Locate every line below that contains the word "group" and copy it.

------------------------

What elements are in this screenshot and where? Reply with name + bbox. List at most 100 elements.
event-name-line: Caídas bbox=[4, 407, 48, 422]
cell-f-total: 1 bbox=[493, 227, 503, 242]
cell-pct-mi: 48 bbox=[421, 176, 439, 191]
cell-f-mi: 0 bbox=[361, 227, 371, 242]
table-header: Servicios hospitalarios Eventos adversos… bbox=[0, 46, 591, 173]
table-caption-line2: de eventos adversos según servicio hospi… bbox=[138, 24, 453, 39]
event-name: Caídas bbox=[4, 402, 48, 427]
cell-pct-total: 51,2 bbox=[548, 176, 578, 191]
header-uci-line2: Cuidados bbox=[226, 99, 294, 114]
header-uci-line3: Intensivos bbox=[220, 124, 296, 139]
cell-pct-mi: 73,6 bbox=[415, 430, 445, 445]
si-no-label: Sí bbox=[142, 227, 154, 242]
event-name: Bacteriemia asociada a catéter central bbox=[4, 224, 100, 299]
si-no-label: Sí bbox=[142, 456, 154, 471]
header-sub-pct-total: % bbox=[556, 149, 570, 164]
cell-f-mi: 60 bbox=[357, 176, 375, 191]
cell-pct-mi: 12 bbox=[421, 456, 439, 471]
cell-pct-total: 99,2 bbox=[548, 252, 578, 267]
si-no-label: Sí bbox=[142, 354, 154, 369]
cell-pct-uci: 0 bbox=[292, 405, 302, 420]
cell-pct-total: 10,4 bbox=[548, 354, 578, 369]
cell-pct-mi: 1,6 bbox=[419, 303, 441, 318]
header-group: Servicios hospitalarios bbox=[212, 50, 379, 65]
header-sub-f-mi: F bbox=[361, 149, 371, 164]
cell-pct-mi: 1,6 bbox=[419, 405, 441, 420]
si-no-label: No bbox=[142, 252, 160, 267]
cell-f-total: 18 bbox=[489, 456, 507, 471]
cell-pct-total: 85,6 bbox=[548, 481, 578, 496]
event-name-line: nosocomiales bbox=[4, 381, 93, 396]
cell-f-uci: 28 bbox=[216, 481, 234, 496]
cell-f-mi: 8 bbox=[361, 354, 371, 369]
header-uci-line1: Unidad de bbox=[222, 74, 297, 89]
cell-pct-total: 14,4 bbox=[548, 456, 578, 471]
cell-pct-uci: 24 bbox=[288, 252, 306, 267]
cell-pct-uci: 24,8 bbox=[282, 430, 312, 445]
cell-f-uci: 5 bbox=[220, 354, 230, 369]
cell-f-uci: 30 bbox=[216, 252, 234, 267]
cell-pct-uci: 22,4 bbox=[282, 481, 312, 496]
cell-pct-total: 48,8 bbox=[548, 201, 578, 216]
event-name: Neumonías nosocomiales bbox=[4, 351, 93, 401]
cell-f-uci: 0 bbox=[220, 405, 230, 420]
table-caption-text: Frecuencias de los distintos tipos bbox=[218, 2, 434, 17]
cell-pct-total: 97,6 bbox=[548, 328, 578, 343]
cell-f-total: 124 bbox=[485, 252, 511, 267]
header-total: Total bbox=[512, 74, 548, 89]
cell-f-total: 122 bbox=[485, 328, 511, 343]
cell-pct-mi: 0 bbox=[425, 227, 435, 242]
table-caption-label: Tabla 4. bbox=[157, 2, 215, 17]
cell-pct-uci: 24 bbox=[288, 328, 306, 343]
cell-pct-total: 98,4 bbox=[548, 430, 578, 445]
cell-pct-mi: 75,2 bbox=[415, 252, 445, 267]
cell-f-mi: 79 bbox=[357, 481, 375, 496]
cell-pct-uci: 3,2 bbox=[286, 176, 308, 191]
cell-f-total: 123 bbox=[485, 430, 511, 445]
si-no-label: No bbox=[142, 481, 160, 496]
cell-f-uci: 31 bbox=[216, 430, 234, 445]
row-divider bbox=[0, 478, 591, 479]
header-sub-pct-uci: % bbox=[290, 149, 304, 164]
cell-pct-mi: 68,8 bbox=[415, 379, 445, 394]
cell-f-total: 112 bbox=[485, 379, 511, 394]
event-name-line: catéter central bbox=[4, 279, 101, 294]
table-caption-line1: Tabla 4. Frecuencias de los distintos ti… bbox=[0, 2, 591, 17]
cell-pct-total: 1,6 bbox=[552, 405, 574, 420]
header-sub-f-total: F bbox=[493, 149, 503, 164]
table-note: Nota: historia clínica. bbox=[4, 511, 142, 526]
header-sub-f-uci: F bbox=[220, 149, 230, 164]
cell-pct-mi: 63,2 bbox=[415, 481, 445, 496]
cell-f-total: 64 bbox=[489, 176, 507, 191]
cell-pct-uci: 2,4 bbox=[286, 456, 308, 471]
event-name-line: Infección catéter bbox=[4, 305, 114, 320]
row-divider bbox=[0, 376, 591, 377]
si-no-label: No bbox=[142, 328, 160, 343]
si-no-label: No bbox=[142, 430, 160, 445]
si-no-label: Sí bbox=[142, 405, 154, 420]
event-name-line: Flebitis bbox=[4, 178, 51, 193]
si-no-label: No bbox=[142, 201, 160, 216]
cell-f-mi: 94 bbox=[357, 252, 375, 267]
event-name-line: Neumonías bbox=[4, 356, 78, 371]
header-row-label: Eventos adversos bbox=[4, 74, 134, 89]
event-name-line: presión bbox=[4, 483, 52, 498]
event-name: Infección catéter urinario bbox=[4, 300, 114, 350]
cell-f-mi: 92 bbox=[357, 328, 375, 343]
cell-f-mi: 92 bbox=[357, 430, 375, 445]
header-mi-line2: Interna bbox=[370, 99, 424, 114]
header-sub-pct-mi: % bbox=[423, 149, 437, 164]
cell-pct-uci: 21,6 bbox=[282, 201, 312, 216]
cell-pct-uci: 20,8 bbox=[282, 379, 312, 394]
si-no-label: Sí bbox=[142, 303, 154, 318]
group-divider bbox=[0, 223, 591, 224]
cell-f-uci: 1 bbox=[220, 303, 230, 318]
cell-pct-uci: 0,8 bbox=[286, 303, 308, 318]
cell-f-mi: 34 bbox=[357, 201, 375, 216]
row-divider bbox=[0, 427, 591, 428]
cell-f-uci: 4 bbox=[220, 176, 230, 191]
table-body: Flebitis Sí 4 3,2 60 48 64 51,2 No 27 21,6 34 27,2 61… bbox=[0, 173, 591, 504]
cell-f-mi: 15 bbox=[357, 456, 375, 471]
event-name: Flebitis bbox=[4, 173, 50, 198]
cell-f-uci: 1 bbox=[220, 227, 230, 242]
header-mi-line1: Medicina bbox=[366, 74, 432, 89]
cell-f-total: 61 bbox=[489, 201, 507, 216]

------------------------

OUTPUT BELOW:
header-group: Servicios hospitalarios bbox=[212, 50, 379, 65]
group-divider bbox=[0, 223, 591, 224]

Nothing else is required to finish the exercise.